→ **Exercise brief**: Repeat each record exactly as written, and drop any images.

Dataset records
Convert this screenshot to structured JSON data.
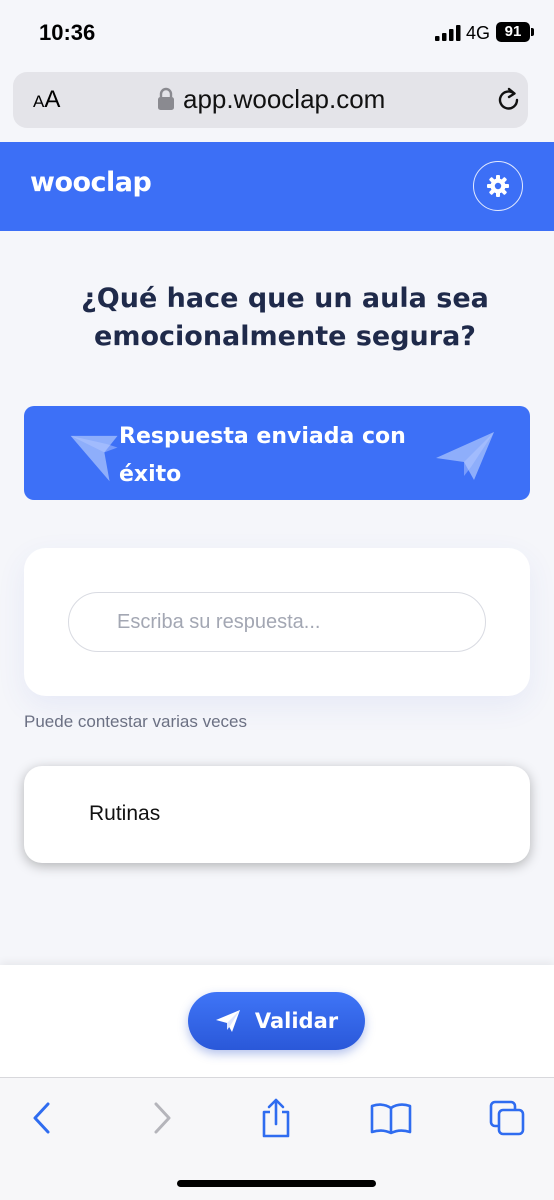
{
  "status_bar": {
    "time": "10:36",
    "network": "4G",
    "battery": "91"
  },
  "browser": {
    "text_size_label_small": "A",
    "text_size_label_large": "A",
    "url": "app.wooclap.com"
  },
  "app": {
    "logo": "wooclap",
    "brand_color": "#3c6ff6"
  },
  "question": {
    "text": "¿Qué hace que un aula sea emocionalmente segura?"
  },
  "banner": {
    "text": "Respuesta enviada con éxito"
  },
  "answer": {
    "placeholder": "Escriba su respuesta...",
    "value": "",
    "hint": "Puede contestar varias veces"
  },
  "previous_answers": [
    {
      "text": "Rutinas"
    }
  ],
  "actions": {
    "validate_label": "Validar"
  },
  "toolbar": {
    "icons": [
      "back-icon",
      "forward-icon",
      "share-icon",
      "bookmarks-icon",
      "tabs-icon"
    ]
  }
}
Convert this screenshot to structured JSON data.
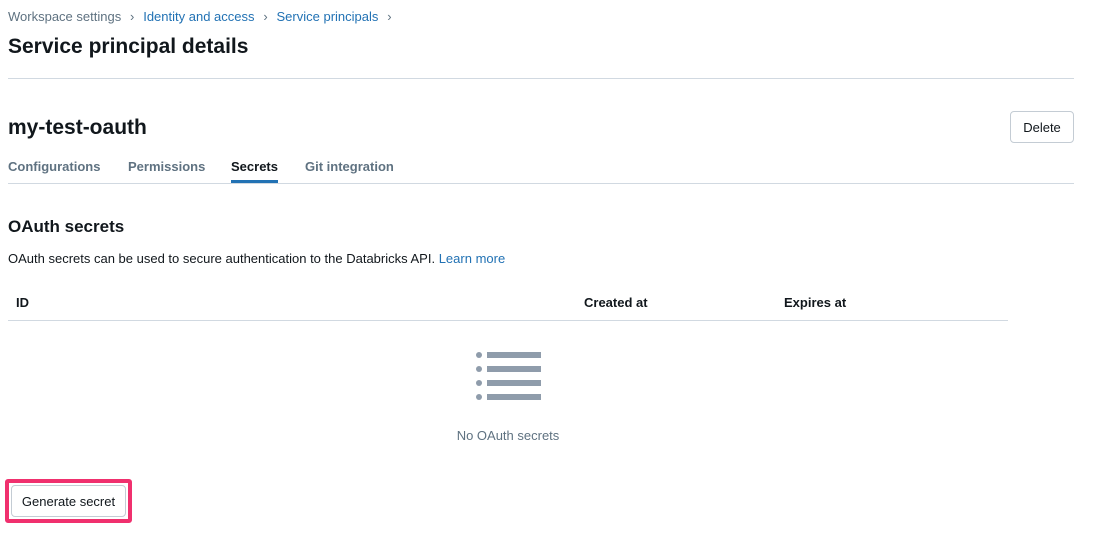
{
  "breadcrumb": {
    "items": [
      {
        "label": "Workspace settings"
      },
      {
        "label": "Identity and access"
      },
      {
        "label": "Service principals"
      }
    ],
    "separator": "›"
  },
  "page_title": "Service principal details",
  "entity": {
    "name": "my-test-oauth",
    "delete_label": "Delete"
  },
  "tabs": [
    {
      "label": "Configurations",
      "active": false
    },
    {
      "label": "Permissions",
      "active": false
    },
    {
      "label": "Secrets",
      "active": true
    },
    {
      "label": "Git integration",
      "active": false
    }
  ],
  "section": {
    "title": "OAuth secrets",
    "description": "OAuth secrets can be used to secure authentication to the Databricks API.",
    "learn_more": "Learn more"
  },
  "table": {
    "columns": [
      "ID",
      "Created at",
      "Expires at"
    ],
    "rows": [],
    "empty_text": "No OAuth secrets",
    "empty_icon": "list-icon"
  },
  "actions": {
    "generate_label": "Generate secret"
  },
  "colors": {
    "link": "#2272b4",
    "highlight": "#f0306e",
    "muted": "#5f7281",
    "icon": "#8f9cab"
  }
}
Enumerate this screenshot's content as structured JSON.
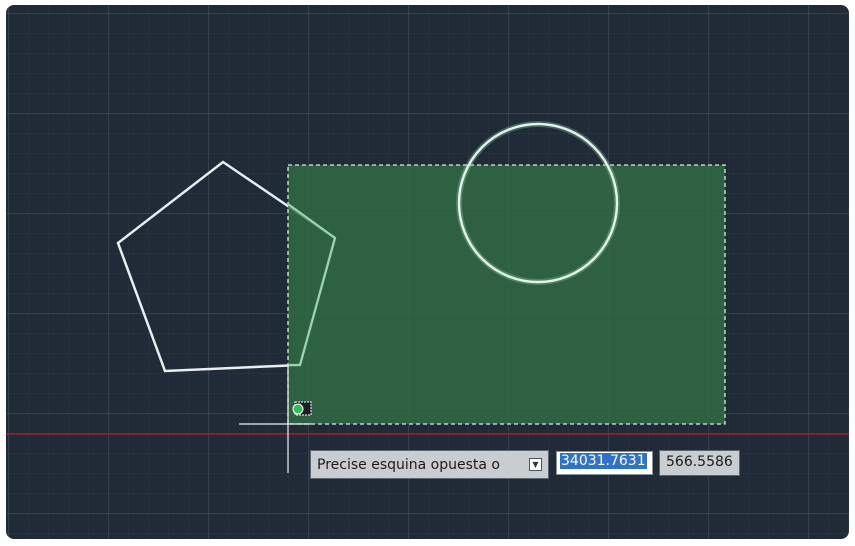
{
  "viewport": {
    "background": "#212b38"
  },
  "selection": {
    "fill_color": "#2f6e43",
    "border_color": "#dfe9e2"
  },
  "axis_line_color": "#b51f2a",
  "prompt": {
    "text": "Precise esquina opuesta o",
    "menu_icon": "dropdown-arrow-icon"
  },
  "coords": {
    "x": "34031.7631",
    "y": "566.5586"
  }
}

→ **Problem solution**:
Convert this screenshot to structured JSON data.
{
  "status_bar": {
    "time": "10:36",
    "network": "4G",
    "battery": "91"
  },
  "browser": {
    "text_size_label_small": "A",
    "text_size_label_large": "A",
    "url": "app.wooclap.com"
  },
  "app": {
    "logo": "wooclap",
    "brand_color": "#3c6ff6"
  },
  "question": {
    "text": "¿Qué hace que un aula sea emocionalmente segura?"
  },
  "banner": {
    "text": "Respuesta enviada con éxito"
  },
  "answer": {
    "placeholder": "Escriba su respuesta...",
    "value": "",
    "hint": "Puede contestar varias veces"
  },
  "previous_answers": [
    {
      "text": "Rutinas"
    }
  ],
  "actions": {
    "validate_label": "Validar"
  },
  "toolbar": {
    "icons": [
      "back-icon",
      "forward-icon",
      "share-icon",
      "bookmarks-icon",
      "tabs-icon"
    ]
  }
}
Convert this screenshot to structured JSON data.
{
  "breadcrumb": {
    "items": [
      {
        "label": "Workspace settings"
      },
      {
        "label": "Identity and access"
      },
      {
        "label": "Service principals"
      }
    ],
    "separator": "›"
  },
  "page_title": "Service principal details",
  "entity": {
    "name": "my-test-oauth",
    "delete_label": "Delete"
  },
  "tabs": [
    {
      "label": "Configurations",
      "active": false
    },
    {
      "label": "Permissions",
      "active": false
    },
    {
      "label": "Secrets",
      "active": true
    },
    {
      "label": "Git integration",
      "active": false
    }
  ],
  "section": {
    "title": "OAuth secrets",
    "description": "OAuth secrets can be used to secure authentication to the Databricks API.",
    "learn_more": "Learn more"
  },
  "table": {
    "columns": [
      "ID",
      "Created at",
      "Expires at"
    ],
    "rows": [],
    "empty_text": "No OAuth secrets",
    "empty_icon": "list-icon"
  },
  "actions": {
    "generate_label": "Generate secret"
  },
  "colors": {
    "link": "#2272b4",
    "highlight": "#f0306e",
    "muted": "#5f7281",
    "icon": "#8f9cab"
  }
}
Enumerate this screenshot's content as structured JSON.
{
  "viewport": {
    "background": "#212b38"
  },
  "selection": {
    "fill_color": "#2f6e43",
    "border_color": "#dfe9e2"
  },
  "axis_line_color": "#b51f2a",
  "prompt": {
    "text": "Precise esquina opuesta o",
    "menu_icon": "dropdown-arrow-icon"
  },
  "coords": {
    "x": "34031.7631",
    "y": "566.5586"
  }
}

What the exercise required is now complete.